[Rows from a figure dataset]
+++
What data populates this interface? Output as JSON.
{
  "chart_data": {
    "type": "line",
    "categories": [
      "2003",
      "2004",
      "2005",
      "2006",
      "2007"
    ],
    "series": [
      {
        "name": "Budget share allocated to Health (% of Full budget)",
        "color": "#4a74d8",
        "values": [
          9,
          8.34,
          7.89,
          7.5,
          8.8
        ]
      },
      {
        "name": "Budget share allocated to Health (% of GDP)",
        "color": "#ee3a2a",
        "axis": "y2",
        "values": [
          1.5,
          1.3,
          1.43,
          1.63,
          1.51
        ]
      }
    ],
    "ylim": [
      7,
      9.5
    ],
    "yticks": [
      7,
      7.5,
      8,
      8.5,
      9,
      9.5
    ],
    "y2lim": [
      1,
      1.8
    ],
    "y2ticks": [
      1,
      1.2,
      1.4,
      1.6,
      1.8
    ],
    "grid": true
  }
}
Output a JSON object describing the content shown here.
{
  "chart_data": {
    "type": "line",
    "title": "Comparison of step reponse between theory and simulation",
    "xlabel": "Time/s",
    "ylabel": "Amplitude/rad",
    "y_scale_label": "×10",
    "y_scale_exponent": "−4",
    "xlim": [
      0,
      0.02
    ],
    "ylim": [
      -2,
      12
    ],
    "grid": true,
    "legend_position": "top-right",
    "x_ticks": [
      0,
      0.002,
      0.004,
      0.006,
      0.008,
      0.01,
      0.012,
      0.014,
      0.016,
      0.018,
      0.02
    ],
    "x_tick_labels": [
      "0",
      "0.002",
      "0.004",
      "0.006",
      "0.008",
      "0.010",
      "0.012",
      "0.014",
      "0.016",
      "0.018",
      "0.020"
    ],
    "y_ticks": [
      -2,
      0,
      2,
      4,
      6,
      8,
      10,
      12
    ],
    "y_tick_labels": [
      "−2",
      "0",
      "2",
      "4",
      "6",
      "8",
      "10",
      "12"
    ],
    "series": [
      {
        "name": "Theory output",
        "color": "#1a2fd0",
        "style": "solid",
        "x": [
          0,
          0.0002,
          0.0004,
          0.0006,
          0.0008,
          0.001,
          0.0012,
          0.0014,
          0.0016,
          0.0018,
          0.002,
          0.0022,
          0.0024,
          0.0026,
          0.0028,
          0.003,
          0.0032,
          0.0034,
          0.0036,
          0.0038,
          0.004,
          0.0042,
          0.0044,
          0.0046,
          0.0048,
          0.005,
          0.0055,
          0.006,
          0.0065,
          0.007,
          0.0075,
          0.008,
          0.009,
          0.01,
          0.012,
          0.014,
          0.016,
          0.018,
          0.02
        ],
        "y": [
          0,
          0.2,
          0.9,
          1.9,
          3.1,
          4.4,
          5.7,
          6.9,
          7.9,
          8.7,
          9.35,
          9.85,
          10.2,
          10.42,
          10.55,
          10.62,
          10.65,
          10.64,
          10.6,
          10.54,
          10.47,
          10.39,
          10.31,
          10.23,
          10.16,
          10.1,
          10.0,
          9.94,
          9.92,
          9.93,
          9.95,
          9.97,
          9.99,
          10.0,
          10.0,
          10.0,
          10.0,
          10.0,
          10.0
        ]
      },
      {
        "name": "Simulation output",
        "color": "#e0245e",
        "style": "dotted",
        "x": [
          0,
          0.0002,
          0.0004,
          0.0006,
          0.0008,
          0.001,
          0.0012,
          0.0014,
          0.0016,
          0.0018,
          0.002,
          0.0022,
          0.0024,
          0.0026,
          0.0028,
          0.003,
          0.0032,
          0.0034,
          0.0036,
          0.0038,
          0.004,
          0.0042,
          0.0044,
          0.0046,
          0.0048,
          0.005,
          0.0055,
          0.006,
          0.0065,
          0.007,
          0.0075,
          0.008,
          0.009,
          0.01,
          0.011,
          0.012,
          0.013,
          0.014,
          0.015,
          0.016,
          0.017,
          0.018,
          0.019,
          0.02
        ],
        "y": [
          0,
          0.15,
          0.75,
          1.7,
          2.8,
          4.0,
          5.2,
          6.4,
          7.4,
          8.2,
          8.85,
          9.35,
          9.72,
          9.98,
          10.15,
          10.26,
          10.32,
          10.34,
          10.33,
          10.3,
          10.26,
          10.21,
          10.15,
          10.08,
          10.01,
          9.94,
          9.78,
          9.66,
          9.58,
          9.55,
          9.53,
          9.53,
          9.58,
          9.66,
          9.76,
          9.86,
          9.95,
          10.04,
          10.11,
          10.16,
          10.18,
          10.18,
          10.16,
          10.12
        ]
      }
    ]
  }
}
+++
> **DO THIS**
Reproduce the data in its entirety, matching each character.

> **RESULT FOR THIS EXERCISE**
What data populates this interface? Output as JSON.
{
  "chart_data": {
    "type": "line",
    "categories": [
      "2003",
      "2004",
      "2005",
      "2006",
      "2007"
    ],
    "series": [
      {
        "name": "Budget share allocated to Health (% of Full budget)",
        "color": "#4a74d8",
        "values": [
          9,
          8.34,
          7.89,
          7.5,
          8.8
        ]
      },
      {
        "name": "Budget share allocated to Health (% of GDP)",
        "color": "#ee3a2a",
        "axis": "y2",
        "values": [
          1.5,
          1.3,
          1.43,
          1.63,
          1.51
        ]
      }
    ],
    "ylim": [
      7,
      9.5
    ],
    "yticks": [
      7,
      7.5,
      8,
      8.5,
      9,
      9.5
    ],
    "y2lim": [
      1,
      1.8
    ],
    "y2ticks": [
      1,
      1.2,
      1.4,
      1.6,
      1.8
    ],
    "grid": true
  }
}
Output a JSON object describing the content shown here.
{
  "chart_data": {
    "type": "line",
    "title": "Comparison of step reponse between theory and simulation",
    "xlabel": "Time/s",
    "ylabel": "Amplitude/rad",
    "y_scale_label": "×10",
    "y_scale_exponent": "−4",
    "xlim": [
      0,
      0.02
    ],
    "ylim": [
      -2,
      12
    ],
    "grid": true,
    "legend_position": "top-right",
    "x_ticks": [
      0,
      0.002,
      0.004,
      0.006,
      0.008,
      0.01,
      0.012,
      0.014,
      0.016,
      0.018,
      0.02
    ],
    "x_tick_labels": [
      "0",
      "0.002",
      "0.004",
      "0.006",
      "0.008",
      "0.010",
      "0.012",
      "0.014",
      "0.016",
      "0.018",
      "0.020"
    ],
    "y_ticks": [
      -2,
      0,
      2,
      4,
      6,
      8,
      10,
      12
    ],
    "y_tick_labels": [
      "−2",
      "0",
      "2",
      "4",
      "6",
      "8",
      "10",
      "12"
    ],
    "series": [
      {
        "name": "Theory output",
        "color": "#1a2fd0",
        "style": "solid",
        "x": [
          0,
          0.0002,
          0.0004,
          0.0006,
          0.0008,
          0.001,
          0.0012,
          0.0014,
          0.0016,
          0.0018,
          0.002,
          0.0022,
          0.0024,
          0.0026,
          0.0028,
          0.003,
          0.0032,
          0.0034,
          0.0036,
          0.0038,
          0.004,
          0.0042,
          0.0044,
          0.0046,
          0.0048,
          0.005,
          0.0055,
          0.006,
          0.0065,
          0.007,
          0.0075,
          0.008,
          0.009,
          0.01,
          0.012,
          0.014,
          0.016,
          0.018,
          0.02
        ],
        "y": [
          0,
          0.2,
          0.9,
          1.9,
          3.1,
          4.4,
          5.7,
          6.9,
          7.9,
          8.7,
          9.35,
          9.85,
          10.2,
          10.42,
          10.55,
          10.62,
          10.65,
          10.64,
          10.6,
          10.54,
          10.47,
          10.39,
          10.31,
          10.23,
          10.16,
          10.1,
          10.0,
          9.94,
          9.92,
          9.93,
          9.95,
          9.97,
          9.99,
          10.0,
          10.0,
          10.0,
          10.0,
          10.0,
          10.0
        ]
      },
      {
        "name": "Simulation output",
        "color": "#e0245e",
        "style": "dotted",
        "x": [
          0,
          0.0002,
          0.0004,
          0.0006,
          0.0008,
          0.001,
          0.0012,
          0.0014,
          0.0016,
          0.0018,
          0.002,
          0.0022,
          0.0024,
          0.0026,
          0.0028,
          0.003,
          0.0032,
          0.0034,
          0.0036,
          0.0038,
          0.004,
          0.0042,
          0.0044,
          0.0046,
          0.0048,
          0.005,
          0.0055,
          0.006,
          0.0065,
          0.007,
          0.0075,
          0.008,
          0.009,
          0.01,
          0.011,
          0.012,
          0.013,
          0.014,
          0.015,
          0.016,
          0.017,
          0.018,
          0.019,
          0.02
        ],
        "y": [
          0,
          0.15,
          0.75,
          1.7,
          2.8,
          4.0,
          5.2,
          6.4,
          7.4,
          8.2,
          8.85,
          9.35,
          9.72,
          9.98,
          10.15,
          10.26,
          10.32,
          10.34,
          10.33,
          10.3,
          10.26,
          10.21,
          10.15,
          10.08,
          10.01,
          9.94,
          9.78,
          9.66,
          9.58,
          9.55,
          9.53,
          9.53,
          9.58,
          9.66,
          9.76,
          9.86,
          9.95,
          10.04,
          10.11,
          10.16,
          10.18,
          10.18,
          10.16,
          10.12
        ]
      }
    ]
  }
}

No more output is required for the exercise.